SHORT EXERCISE: Produce the listing below again, exactly as shown.
BEGIN DATA LINES
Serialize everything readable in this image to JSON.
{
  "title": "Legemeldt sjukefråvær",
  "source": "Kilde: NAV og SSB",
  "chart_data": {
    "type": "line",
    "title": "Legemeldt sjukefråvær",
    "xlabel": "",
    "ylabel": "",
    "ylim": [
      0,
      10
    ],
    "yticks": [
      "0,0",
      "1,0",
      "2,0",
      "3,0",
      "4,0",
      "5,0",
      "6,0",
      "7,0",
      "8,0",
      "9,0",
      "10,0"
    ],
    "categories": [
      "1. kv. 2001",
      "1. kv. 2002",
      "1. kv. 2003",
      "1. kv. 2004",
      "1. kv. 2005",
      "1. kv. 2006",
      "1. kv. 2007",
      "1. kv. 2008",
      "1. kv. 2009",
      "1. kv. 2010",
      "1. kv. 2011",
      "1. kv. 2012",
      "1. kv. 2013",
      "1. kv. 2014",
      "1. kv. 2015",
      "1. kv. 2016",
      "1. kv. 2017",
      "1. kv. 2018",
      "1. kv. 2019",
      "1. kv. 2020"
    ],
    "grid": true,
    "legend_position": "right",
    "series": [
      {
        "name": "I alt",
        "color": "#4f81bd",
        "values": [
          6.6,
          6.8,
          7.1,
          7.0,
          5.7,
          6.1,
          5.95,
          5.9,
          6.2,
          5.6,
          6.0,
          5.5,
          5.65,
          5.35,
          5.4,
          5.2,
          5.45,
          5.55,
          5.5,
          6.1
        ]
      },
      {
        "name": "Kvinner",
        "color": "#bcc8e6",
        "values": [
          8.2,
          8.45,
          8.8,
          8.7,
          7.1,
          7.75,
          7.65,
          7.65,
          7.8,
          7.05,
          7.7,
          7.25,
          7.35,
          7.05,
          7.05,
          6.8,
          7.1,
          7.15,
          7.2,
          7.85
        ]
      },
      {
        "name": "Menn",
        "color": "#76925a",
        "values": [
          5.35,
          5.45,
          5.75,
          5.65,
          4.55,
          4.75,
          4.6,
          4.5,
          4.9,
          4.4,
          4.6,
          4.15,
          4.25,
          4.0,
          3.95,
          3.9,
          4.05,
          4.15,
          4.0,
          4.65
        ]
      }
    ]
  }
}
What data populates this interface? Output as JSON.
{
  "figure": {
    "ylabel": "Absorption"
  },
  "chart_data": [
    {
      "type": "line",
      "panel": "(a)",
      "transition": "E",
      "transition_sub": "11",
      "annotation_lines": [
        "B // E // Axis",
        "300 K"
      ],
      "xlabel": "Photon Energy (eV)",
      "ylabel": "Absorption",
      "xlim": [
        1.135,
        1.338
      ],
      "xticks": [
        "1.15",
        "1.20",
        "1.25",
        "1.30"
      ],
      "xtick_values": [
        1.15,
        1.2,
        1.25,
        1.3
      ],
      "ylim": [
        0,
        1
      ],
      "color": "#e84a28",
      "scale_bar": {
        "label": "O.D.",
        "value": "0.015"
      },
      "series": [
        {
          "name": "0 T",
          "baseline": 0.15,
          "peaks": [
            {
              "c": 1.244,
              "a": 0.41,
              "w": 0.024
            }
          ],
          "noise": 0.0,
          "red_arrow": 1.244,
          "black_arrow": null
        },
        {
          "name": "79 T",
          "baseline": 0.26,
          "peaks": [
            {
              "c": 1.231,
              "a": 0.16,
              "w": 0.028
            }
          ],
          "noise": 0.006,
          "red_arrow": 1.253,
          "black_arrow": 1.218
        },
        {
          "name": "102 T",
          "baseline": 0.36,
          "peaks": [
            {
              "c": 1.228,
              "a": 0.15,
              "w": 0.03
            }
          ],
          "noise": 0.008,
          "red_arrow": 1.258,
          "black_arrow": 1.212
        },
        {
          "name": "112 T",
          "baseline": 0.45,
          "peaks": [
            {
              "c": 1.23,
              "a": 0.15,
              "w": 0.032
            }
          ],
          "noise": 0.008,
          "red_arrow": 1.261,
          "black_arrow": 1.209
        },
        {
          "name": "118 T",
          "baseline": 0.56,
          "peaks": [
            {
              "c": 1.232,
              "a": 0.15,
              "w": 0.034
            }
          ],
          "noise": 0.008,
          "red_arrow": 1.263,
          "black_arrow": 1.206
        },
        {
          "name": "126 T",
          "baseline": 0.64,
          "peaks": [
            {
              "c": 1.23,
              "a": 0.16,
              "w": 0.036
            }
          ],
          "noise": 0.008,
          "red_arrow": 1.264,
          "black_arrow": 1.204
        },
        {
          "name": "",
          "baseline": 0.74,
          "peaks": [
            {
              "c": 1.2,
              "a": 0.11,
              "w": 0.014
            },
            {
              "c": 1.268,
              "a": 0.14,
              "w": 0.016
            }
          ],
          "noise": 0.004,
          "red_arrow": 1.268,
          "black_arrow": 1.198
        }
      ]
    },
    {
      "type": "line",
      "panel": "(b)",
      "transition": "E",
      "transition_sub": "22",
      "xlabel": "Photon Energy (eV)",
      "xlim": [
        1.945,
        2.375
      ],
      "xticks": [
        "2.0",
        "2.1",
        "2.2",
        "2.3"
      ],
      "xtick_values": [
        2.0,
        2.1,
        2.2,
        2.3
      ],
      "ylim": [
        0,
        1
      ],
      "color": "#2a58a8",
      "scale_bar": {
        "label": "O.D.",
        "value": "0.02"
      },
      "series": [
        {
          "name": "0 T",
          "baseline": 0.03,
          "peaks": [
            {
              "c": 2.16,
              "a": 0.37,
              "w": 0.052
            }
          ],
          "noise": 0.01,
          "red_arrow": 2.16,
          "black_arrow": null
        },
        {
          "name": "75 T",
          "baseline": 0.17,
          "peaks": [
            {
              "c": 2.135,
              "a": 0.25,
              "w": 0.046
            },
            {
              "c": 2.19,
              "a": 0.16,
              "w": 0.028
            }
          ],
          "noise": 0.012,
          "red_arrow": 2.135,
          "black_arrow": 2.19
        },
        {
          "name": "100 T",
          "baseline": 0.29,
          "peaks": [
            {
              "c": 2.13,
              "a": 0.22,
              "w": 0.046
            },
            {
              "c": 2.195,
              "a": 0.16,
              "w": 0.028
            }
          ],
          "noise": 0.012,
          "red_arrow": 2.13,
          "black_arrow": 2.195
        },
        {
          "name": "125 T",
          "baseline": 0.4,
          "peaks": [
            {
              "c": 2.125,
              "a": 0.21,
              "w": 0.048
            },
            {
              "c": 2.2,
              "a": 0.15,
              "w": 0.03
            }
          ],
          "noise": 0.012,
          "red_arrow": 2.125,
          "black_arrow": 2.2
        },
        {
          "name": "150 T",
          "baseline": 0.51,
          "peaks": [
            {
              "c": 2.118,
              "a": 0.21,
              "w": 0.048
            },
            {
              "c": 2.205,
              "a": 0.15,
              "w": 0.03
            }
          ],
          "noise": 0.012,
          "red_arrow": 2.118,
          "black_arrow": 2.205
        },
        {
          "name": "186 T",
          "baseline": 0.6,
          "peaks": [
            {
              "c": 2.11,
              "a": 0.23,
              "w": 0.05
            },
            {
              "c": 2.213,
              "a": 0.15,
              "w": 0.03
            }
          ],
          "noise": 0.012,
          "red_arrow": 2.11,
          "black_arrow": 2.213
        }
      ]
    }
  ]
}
END DATA LINES
FINAL RESULT:
Serialize everything readable in this image to JSON.
{
  "title": "Legemeldt sjukefråvær",
  "source": "Kilde: NAV og SSB",
  "chart_data": {
    "type": "line",
    "title": "Legemeldt sjukefråvær",
    "xlabel": "",
    "ylabel": "",
    "ylim": [
      0,
      10
    ],
    "yticks": [
      "0,0",
      "1,0",
      "2,0",
      "3,0",
      "4,0",
      "5,0",
      "6,0",
      "7,0",
      "8,0",
      "9,0",
      "10,0"
    ],
    "categories": [
      "1. kv. 2001",
      "1. kv. 2002",
      "1. kv. 2003",
      "1. kv. 2004",
      "1. kv. 2005",
      "1. kv. 2006",
      "1. kv. 2007",
      "1. kv. 2008",
      "1. kv. 2009",
      "1. kv. 2010",
      "1. kv. 2011",
      "1. kv. 2012",
      "1. kv. 2013",
      "1. kv. 2014",
      "1. kv. 2015",
      "1. kv. 2016",
      "1. kv. 2017",
      "1. kv. 2018",
      "1. kv. 2019",
      "1. kv. 2020"
    ],
    "grid": true,
    "legend_position": "right",
    "series": [
      {
        "name": "I alt",
        "color": "#4f81bd",
        "values": [
          6.6,
          6.8,
          7.1,
          7.0,
          5.7,
          6.1,
          5.95,
          5.9,
          6.2,
          5.6,
          6.0,
          5.5,
          5.65,
          5.35,
          5.4,
          5.2,
          5.45,
          5.55,
          5.5,
          6.1
        ]
      },
      {
        "name": "Kvinner",
        "color": "#bcc8e6",
        "values": [
          8.2,
          8.45,
          8.8,
          8.7,
          7.1,
          7.75,
          7.65,
          7.65,
          7.8,
          7.05,
          7.7,
          7.25,
          7.35,
          7.05,
          7.05,
          6.8,
          7.1,
          7.15,
          7.2,
          7.85
        ]
      },
      {
        "name": "Menn",
        "color": "#76925a",
        "values": [
          5.35,
          5.45,
          5.75,
          5.65,
          4.55,
          4.75,
          4.6,
          4.5,
          4.9,
          4.4,
          4.6,
          4.15,
          4.25,
          4.0,
          3.95,
          3.9,
          4.05,
          4.15,
          4.0,
          4.65
        ]
      }
    ]
  }
}
What data populates this interface? Output as JSON.
{
  "figure": {
    "ylabel": "Absorption"
  },
  "chart_data": [
    {
      "type": "line",
      "panel": "(a)",
      "transition": "E",
      "transition_sub": "11",
      "annotation_lines": [
        "B // E // Axis",
        "300 K"
      ],
      "xlabel": "Photon Energy (eV)",
      "ylabel": "Absorption",
      "xlim": [
        1.135,
        1.338
      ],
      "xticks": [
        "1.15",
        "1.20",
        "1.25",
        "1.30"
      ],
      "xtick_values": [
        1.15,
        1.2,
        1.25,
        1.3
      ],
      "ylim": [
        0,
        1
      ],
      "color": "#e84a28",
      "scale_bar": {
        "label": "O.D.",
        "value": "0.015"
      },
      "series": [
        {
          "name": "0 T",
          "baseline": 0.15,
          "peaks": [
            {
              "c": 1.244,
              "a": 0.41,
              "w": 0.024
            }
          ],
          "noise": 0.0,
          "red_arrow": 1.244,
          "black_arrow": null
        },
        {
          "name": "79 T",
          "baseline": 0.26,
          "peaks": [
            {
              "c": 1.231,
              "a": 0.16,
              "w": 0.028
            }
          ],
          "noise": 0.006,
          "red_arrow": 1.253,
          "black_arrow": 1.218
        },
        {
          "name": "102 T",
          "baseline": 0.36,
          "peaks": [
            {
              "c": 1.228,
              "a": 0.15,
              "w": 0.03
            }
          ],
          "noise": 0.008,
          "red_arrow": 1.258,
          "black_arrow": 1.212
        },
        {
          "name": "112 T",
          "baseline": 0.45,
          "peaks": [
            {
              "c": 1.23,
              "a": 0.15,
              "w": 0.032
            }
          ],
          "noise": 0.008,
          "red_arrow": 1.261,
          "black_arrow": 1.209
        },
        {
          "name": "118 T",
          "baseline": 0.56,
          "peaks": [
            {
              "c": 1.232,
              "a": 0.15,
              "w": 0.034
            }
          ],
          "noise": 0.008,
          "red_arrow": 1.263,
          "black_arrow": 1.206
        },
        {
          "name": "126 T",
          "baseline": 0.64,
          "peaks": [
            {
              "c": 1.23,
              "a": 0.16,
              "w": 0.036
            }
          ],
          "noise": 0.008,
          "red_arrow": 1.264,
          "black_arrow": 1.204
        },
        {
          "name": "",
          "baseline": 0.74,
          "peaks": [
            {
              "c": 1.2,
              "a": 0.11,
              "w": 0.014
            },
            {
              "c": 1.268,
              "a": 0.14,
              "w": 0.016
            }
          ],
          "noise": 0.004,
          "red_arrow": 1.268,
          "black_arrow": 1.198
        }
      ]
    },
    {
      "type": "line",
      "panel": "(b)",
      "transition": "E",
      "transition_sub": "22",
      "xlabel": "Photon Energy (eV)",
      "xlim": [
        1.945,
        2.375
      ],
      "xticks": [
        "2.0",
        "2.1",
        "2.2",
        "2.3"
      ],
      "xtick_values": [
        2.0,
        2.1,
        2.2,
        2.3
      ],
      "ylim": [
        0,
        1
      ],
      "color": "#2a58a8",
      "scale_bar": {
        "label": "O.D.",
        "value": "0.02"
      },
      "series": [
        {
          "name": "0 T",
          "baseline": 0.03,
          "peaks": [
            {
              "c": 2.16,
              "a": 0.37,
              "w": 0.052
            }
          ],
          "noise": 0.01,
          "red_arrow": 2.16,
          "black_arrow": null
        },
        {
          "name": "75 T",
          "baseline": 0.17,
          "peaks": [
            {
              "c": 2.135,
              "a": 0.25,
              "w": 0.046
            },
            {
              "c": 2.19,
              "a": 0.16,
              "w": 0.028
            }
          ],
          "noise": 0.012,
          "red_arrow": 2.135,
          "black_arrow": 2.19
        },
        {
          "name": "100 T",
          "baseline": 0.29,
          "peaks": [
            {
              "c": 2.13,
              "a": 0.22,
              "w": 0.046
            },
            {
              "c": 2.195,
              "a": 0.16,
              "w": 0.028
            }
          ],
          "noise": 0.012,
          "red_arrow": 2.13,
          "black_arrow": 2.195
        },
        {
          "name": "125 T",
          "baseline": 0.4,
          "peaks": [
            {
              "c": 2.125,
              "a": 0.21,
              "w": 0.048
            },
            {
              "c": 2.2,
              "a": 0.15,
              "w": 0.03
            }
          ],
          "noise": 0.012,
          "red_arrow": 2.125,
          "black_arrow": 2.2
        },
        {
          "name": "150 T",
          "baseline": 0.51,
          "peaks": [
            {
              "c": 2.118,
              "a": 0.21,
              "w": 0.048
            },
            {
              "c": 2.205,
              "a": 0.15,
              "w": 0.03
            }
          ],
          "noise": 0.012,
          "red_arrow": 2.118,
          "black_arrow": 2.205
        },
        {
          "name": "186 T",
          "baseline": 0.6,
          "peaks": [
            {
              "c": 2.11,
              "a": 0.23,
              "w": 0.05
            },
            {
              "c": 2.213,
              "a": 0.15,
              "w": 0.03
            }
          ],
          "noise": 0.012,
          "red_arrow": 2.11,
          "black_arrow": 2.213
        }
      ]
    }
  ]
}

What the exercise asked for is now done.